**Requirements**
Omit the pictures, then reproduce every remaining record exactly.

** start of Records shown **

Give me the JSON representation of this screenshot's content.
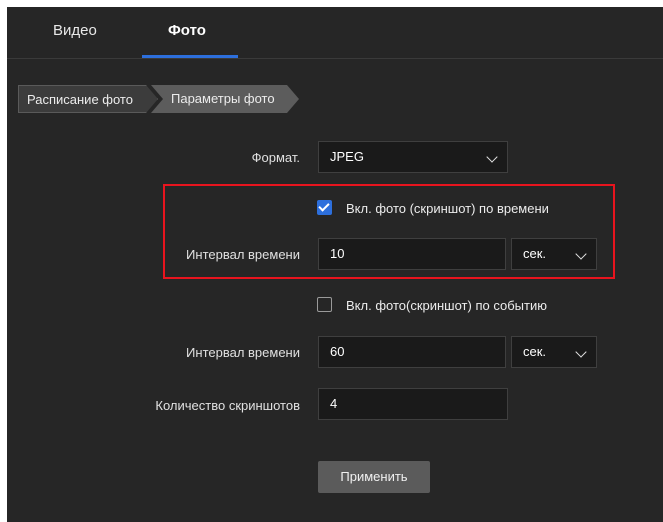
{
  "tabs": [
    {
      "label": "Видео",
      "active": false
    },
    {
      "label": "Фото",
      "active": true
    }
  ],
  "steps": [
    {
      "label": "Расписание фото"
    },
    {
      "label": "Параметры фото"
    }
  ],
  "form": {
    "format_label": "Формат.",
    "format_value": "JPEG",
    "timed_checkbox_label": "Вкл. фото (скриншот) по времени",
    "timed_checked": true,
    "timed_interval_label": "Интервал времени",
    "timed_interval_value": "10",
    "timed_interval_unit": "сек.",
    "event_checkbox_label": "Вкл. фото(скриншот) по событию",
    "event_checked": false,
    "event_interval_label": "Интервал времени",
    "event_interval_value": "60",
    "event_interval_unit": "сек.",
    "count_label": "Количество скриншотов",
    "count_value": "4",
    "apply_label": "Применить"
  },
  "colors": {
    "accent": "#2d6fdc",
    "highlight_border": "#e8141e",
    "background": "#262626"
  }
}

** end of Records shown **

**Exercise output**
Give me the JSON representation of this screenshot's content.
{
  "tabs": [
    {
      "label": "Видео",
      "active": false
    },
    {
      "label": "Фото",
      "active": true
    }
  ],
  "steps": [
    {
      "label": "Расписание фото"
    },
    {
      "label": "Параметры фото"
    }
  ],
  "form": {
    "format_label": "Формат.",
    "format_value": "JPEG",
    "timed_checkbox_label": "Вкл. фото (скриншот) по времени",
    "timed_checked": true,
    "timed_interval_label": "Интервал времени",
    "timed_interval_value": "10",
    "timed_interval_unit": "сек.",
    "event_checkbox_label": "Вкл. фото(скриншот) по событию",
    "event_checked": false,
    "event_interval_label": "Интервал времени",
    "event_interval_value": "60",
    "event_interval_unit": "сек.",
    "count_label": "Количество скриншотов",
    "count_value": "4",
    "apply_label": "Применить"
  },
  "colors": {
    "accent": "#2d6fdc",
    "highlight_border": "#e8141e",
    "background": "#262626"
  }
}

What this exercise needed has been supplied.